*Supplied text*.
=======
Subjectively though, I feel like an old photograph that is fading in the sunlight.  It’s a lucky thing that I have a new life that I enjoy, because in my old life I am fading from memory as though I were already dead.

“My old life,” he said.  If you live long enough, events will overtake you.  An event that overtakes many of us is divorce.  This is increasingly happening after thirty, forty and fifty year marriages.  (Forty plus in my case.)  Examples are everywhere, even poor Al isn’t married to Tipper anymore.  Has anyone noticed that most of the negativity surrounding divorce is usually attributed to the husbands?  This usually happens on a hunch.  I reserve judgment on other people’s divorces.  As I have said herein:  the one thing that is certainly true of any married couple is that only the two of them have a hope in hell of understanding what is happening to them.  That’s if even they know.  Most of us are strangers to ourselves.  But I wouldn’t be so quick to blame the husbands.  I can guarantee you that many divorces are driven by the distaff side.
=======
*Supplied material*.
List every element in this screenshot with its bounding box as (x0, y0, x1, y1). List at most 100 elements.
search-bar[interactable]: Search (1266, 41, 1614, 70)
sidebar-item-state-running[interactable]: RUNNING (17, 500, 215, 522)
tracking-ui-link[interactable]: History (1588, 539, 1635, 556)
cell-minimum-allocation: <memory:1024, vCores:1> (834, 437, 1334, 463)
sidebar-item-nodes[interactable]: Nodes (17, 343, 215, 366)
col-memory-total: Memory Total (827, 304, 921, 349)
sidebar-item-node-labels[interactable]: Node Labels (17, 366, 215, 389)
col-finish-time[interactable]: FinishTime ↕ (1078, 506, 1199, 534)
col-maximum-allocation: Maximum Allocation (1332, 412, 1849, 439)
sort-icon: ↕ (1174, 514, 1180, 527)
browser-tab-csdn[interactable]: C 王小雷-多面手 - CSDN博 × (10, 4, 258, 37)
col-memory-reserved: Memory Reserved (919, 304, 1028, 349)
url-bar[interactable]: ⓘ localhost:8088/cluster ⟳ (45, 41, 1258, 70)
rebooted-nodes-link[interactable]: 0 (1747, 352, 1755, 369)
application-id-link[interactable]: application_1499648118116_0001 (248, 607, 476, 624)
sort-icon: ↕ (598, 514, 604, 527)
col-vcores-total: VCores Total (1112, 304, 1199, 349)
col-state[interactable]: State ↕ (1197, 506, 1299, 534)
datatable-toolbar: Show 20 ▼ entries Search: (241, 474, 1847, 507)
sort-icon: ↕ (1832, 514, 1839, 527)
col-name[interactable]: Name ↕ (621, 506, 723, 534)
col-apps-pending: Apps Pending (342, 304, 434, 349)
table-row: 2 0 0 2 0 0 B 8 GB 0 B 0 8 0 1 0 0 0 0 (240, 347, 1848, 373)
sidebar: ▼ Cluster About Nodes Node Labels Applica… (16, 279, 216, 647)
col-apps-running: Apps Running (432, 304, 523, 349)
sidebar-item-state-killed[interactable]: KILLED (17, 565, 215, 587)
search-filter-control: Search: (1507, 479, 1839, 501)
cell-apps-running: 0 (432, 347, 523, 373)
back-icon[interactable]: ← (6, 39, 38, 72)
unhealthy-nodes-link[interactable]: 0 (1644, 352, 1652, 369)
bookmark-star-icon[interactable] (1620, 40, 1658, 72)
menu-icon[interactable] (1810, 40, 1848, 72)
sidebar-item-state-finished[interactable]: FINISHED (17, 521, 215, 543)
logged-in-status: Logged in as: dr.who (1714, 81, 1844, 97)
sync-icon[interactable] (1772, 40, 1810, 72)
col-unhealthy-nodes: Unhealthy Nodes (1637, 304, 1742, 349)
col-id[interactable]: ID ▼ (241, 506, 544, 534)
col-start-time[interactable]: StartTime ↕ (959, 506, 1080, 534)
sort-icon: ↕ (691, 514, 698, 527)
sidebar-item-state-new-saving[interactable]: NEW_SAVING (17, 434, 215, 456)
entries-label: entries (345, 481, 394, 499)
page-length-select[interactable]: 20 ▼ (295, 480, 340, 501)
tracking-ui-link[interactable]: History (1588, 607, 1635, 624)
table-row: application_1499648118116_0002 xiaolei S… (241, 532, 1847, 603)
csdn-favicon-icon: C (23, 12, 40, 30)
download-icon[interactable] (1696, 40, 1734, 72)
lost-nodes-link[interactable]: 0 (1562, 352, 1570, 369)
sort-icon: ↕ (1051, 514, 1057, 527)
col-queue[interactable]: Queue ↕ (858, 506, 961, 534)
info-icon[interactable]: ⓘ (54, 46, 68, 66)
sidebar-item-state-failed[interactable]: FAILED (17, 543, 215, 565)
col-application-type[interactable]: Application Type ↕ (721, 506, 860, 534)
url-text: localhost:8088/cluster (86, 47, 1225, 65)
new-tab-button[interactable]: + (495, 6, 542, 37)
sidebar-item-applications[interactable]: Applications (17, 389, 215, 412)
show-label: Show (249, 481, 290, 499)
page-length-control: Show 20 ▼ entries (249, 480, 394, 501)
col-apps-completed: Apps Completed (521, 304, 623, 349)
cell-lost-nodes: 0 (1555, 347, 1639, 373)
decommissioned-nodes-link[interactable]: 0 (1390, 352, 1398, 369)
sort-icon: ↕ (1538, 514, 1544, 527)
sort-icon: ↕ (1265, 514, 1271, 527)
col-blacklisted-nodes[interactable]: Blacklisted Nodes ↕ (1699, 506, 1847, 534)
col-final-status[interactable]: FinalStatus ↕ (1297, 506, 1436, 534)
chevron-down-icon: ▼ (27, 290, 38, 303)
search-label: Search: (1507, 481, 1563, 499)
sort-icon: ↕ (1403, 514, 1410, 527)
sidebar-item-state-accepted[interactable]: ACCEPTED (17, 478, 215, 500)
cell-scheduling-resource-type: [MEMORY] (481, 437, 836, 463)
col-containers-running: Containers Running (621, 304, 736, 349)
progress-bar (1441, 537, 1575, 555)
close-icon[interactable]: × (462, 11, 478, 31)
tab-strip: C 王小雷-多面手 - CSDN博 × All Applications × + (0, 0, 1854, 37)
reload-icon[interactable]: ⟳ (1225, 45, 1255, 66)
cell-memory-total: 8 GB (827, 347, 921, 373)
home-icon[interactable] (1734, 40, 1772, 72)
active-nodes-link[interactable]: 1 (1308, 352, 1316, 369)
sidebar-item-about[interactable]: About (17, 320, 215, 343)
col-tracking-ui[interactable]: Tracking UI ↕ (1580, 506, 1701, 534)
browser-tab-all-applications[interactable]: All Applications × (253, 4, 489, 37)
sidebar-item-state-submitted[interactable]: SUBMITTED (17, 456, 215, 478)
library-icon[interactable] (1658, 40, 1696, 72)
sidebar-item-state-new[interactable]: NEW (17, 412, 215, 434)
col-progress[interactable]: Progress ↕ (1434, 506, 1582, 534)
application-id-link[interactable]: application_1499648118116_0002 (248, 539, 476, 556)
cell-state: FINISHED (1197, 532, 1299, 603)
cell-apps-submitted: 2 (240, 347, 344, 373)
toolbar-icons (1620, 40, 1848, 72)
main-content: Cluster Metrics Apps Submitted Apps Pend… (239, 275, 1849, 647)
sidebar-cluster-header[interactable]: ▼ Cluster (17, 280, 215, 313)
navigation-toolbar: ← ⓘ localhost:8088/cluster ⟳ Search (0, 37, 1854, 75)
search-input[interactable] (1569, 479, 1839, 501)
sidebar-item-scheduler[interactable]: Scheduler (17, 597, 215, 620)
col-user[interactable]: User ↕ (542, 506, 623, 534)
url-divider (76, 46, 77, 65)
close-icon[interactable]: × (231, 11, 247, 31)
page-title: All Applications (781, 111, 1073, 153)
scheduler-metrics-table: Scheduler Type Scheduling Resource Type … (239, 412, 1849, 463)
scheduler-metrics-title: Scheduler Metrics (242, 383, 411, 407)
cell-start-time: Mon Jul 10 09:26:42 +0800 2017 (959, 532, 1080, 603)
=======
*To-do list*.
a) Write out the part of the divorce essay that opens with the words containing "Subjectively though, I" and closes with "were already dead.", switching "photograph" to "painting".
b) Reproduce the records exactly, from their start through the line containing "col-finish-time[interactable]: FinishTime ↕", including both ends.

*Answers per task*.
a)
Subjectively though, I feel like an old painting that is fading in the sunlight.  It’s a lucky thing that I have a new life that I enjoy, because in my old life I am fading from memory as though I were already dead.

b)
List every element in this screenshot with its bounding box as (x0, y0, x1, y1). List at most 100 elements.
search-bar[interactable]: Search (1266, 41, 1614, 70)
sidebar-item-state-running[interactable]: RUNNING (17, 500, 215, 522)
tracking-ui-link[interactable]: History (1588, 539, 1635, 556)
cell-minimum-allocation: <memory:1024, vCores:1> (834, 437, 1334, 463)
sidebar-item-nodes[interactable]: Nodes (17, 343, 215, 366)
col-memory-total: Memory Total (827, 304, 921, 349)
sidebar-item-node-labels[interactable]: Node Labels (17, 366, 215, 389)
col-finish-time[interactable]: FinishTime ↕ (1078, 506, 1199, 534)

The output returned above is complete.